Required task
Find the string "láttam" in the records. Copy every line it appears in.

(Saved data entries)
☆ ☆ ☆ ☆ ☆ ☆ ☆
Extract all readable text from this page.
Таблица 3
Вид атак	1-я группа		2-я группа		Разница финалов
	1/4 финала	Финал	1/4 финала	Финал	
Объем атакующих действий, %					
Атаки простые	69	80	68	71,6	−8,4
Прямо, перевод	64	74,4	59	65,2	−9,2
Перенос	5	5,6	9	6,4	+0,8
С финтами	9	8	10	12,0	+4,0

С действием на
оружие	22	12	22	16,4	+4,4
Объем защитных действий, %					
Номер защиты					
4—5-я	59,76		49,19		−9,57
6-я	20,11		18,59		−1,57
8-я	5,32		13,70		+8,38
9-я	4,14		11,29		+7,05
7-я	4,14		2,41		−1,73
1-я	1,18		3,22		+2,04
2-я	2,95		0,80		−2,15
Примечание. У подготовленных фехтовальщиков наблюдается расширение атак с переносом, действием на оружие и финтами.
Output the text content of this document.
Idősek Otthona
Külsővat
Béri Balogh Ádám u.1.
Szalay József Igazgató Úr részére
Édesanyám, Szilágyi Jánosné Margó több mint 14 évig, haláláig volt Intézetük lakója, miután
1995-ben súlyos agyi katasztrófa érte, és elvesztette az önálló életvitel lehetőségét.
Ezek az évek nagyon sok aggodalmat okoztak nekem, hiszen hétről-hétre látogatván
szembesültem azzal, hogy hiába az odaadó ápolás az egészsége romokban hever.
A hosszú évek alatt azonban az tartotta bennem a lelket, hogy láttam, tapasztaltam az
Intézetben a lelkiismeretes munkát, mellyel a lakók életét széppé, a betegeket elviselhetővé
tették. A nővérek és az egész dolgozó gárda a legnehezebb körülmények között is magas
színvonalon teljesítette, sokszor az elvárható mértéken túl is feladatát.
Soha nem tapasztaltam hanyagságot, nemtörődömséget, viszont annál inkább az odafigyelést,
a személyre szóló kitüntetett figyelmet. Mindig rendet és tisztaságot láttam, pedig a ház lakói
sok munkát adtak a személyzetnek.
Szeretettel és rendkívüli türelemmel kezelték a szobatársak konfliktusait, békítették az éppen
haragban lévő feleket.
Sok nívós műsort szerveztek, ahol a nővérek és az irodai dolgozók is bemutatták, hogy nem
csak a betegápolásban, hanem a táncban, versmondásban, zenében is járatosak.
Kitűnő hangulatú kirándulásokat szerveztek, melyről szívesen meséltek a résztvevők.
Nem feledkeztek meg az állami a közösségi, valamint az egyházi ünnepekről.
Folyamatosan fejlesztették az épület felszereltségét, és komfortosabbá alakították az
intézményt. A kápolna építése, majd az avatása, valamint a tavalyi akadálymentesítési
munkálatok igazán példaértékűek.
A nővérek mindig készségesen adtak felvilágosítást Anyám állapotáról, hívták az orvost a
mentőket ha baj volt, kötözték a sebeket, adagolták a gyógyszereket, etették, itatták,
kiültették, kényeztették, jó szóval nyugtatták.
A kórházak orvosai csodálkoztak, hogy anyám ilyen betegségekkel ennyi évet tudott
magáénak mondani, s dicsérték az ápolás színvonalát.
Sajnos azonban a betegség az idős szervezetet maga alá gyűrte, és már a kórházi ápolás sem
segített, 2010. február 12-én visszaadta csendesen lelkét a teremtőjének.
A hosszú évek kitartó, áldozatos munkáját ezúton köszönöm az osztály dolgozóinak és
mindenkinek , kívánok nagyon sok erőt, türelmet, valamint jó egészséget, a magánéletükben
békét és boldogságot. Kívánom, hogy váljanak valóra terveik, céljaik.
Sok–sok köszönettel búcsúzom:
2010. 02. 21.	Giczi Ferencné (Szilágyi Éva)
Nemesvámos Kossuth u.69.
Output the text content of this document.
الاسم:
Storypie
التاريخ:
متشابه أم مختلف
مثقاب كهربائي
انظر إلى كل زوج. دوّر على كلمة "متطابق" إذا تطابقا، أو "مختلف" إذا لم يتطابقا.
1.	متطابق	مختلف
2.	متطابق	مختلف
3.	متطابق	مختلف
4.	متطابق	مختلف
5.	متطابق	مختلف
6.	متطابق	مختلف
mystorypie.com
☆ ☆ ☆ ☆ ☆ ☆ ☆
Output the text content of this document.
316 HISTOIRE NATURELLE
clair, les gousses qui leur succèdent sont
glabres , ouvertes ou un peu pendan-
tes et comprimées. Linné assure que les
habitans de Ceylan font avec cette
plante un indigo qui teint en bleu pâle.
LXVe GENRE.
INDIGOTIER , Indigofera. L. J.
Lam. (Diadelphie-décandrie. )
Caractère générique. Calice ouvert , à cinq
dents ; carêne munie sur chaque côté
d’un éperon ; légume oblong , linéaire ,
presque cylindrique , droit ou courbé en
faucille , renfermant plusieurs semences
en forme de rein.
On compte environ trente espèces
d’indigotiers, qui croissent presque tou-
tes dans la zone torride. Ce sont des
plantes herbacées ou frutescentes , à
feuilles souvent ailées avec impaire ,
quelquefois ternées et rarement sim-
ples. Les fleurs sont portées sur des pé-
☆ ☆ ☆ ☆ ☆ ☆ ☆
Finished task
A hosszú évek alatt azonban az tartotta bennem a lelket, hogy láttam, tapasztaltam az
a személyre szóló kitüntetett figyelmet. Mindig rendet és tisztaságot láttam, pedig a ház lakói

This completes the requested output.